### DATA FOR PROCESSING
* * *

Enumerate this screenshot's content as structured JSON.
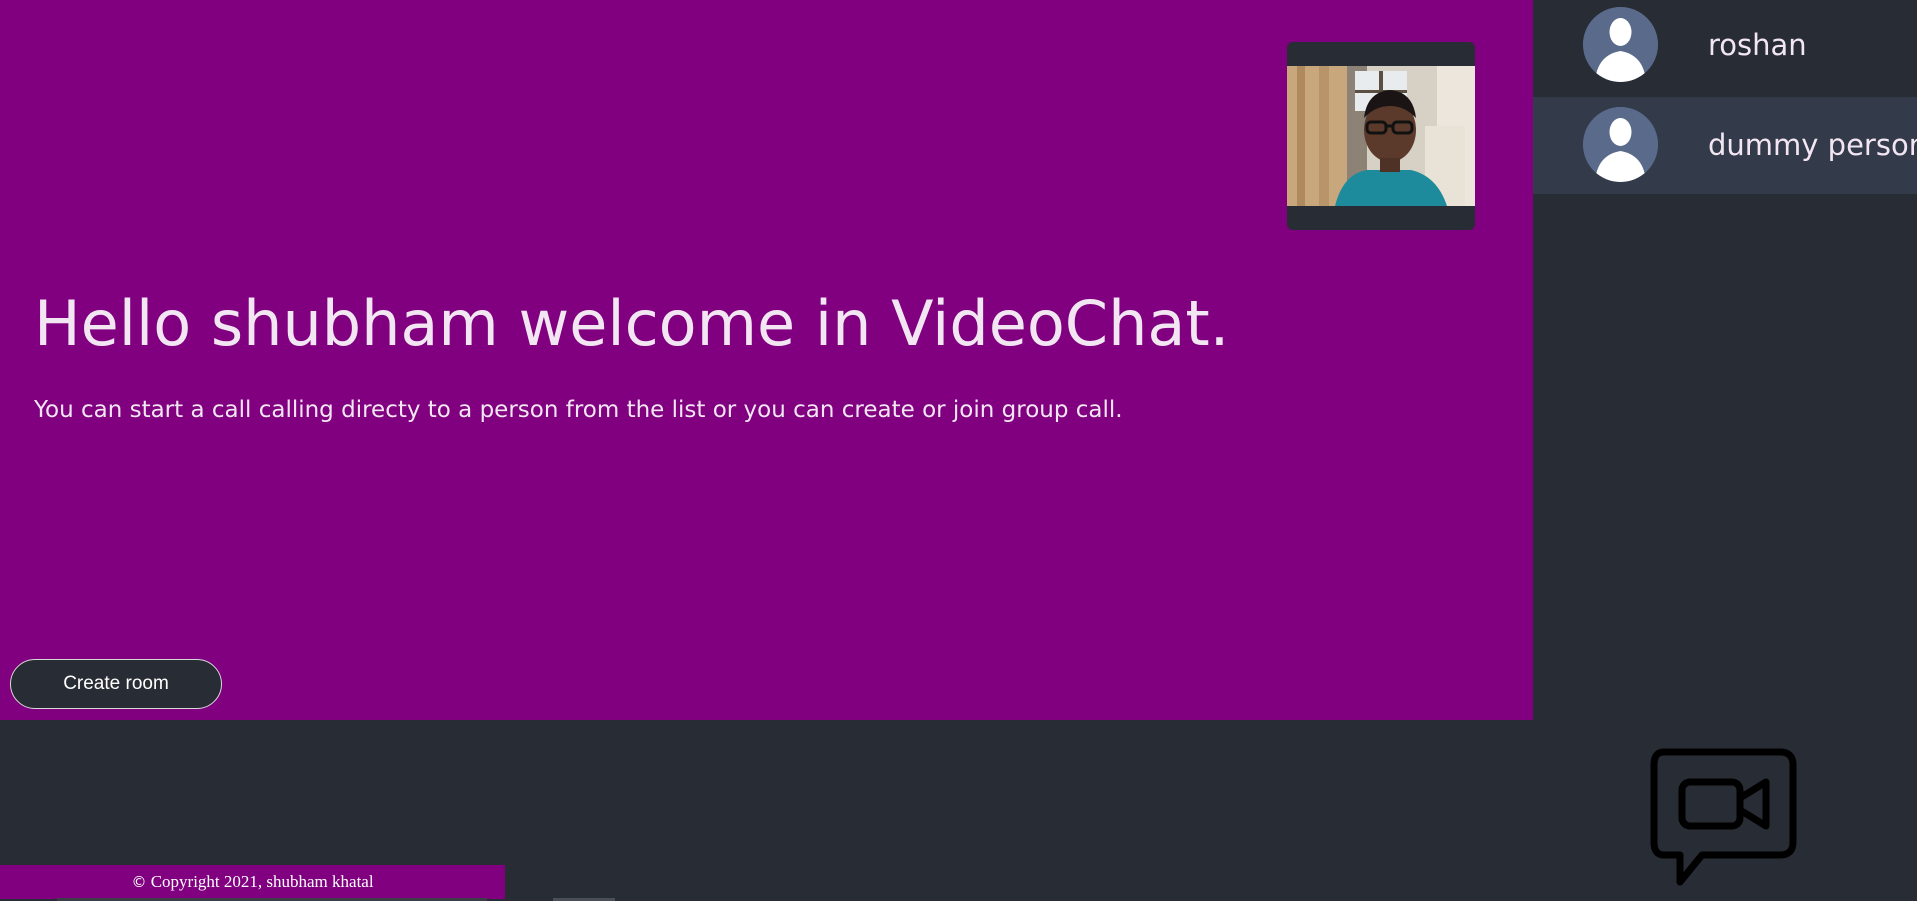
{
  "dashboard": {
    "welcome_title": "Hello shubham welcome in VideoChat.",
    "welcome_description": "You can start a call calling directy to a person from the list or you can create or join group call.",
    "create_room_label": "Create room"
  },
  "active_users": [
    {
      "username": "roshan"
    },
    {
      "username": "dummy person"
    }
  ],
  "footer": {
    "copyright_symbol": "©",
    "copyright_text": "Copyright 2021, shubham khatal"
  },
  "colors": {
    "accent": "#800080",
    "background": "#282c34",
    "list_item_alt": "#333a4a",
    "avatar": "#5a6a8a"
  },
  "icons": {
    "avatar": "user-silhouette-icon",
    "logo": "video-chat-bubble-icon"
  }
}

* * *

Quote the records in their entirety, keeping the wording exact and excluding pictures.

Enumerate this screenshot's content as structured JSON.
{
  "dashboard": {
    "welcome_title": "Hello shubham welcome in VideoChat.",
    "welcome_description": "You can start a call calling directy to a person from the list or you can create or join group call.",
    "create_room_label": "Create room"
  },
  "active_users": [
    {
      "username": "roshan"
    },
    {
      "username": "dummy person"
    }
  ],
  "footer": {
    "copyright_symbol": "©",
    "copyright_text": "Copyright 2021, shubham khatal"
  },
  "colors": {
    "accent": "#800080",
    "background": "#282c34",
    "list_item_alt": "#333a4a",
    "avatar": "#5a6a8a"
  },
  "icons": {
    "avatar": "user-silhouette-icon",
    "logo": "video-chat-bubble-icon"
  }
}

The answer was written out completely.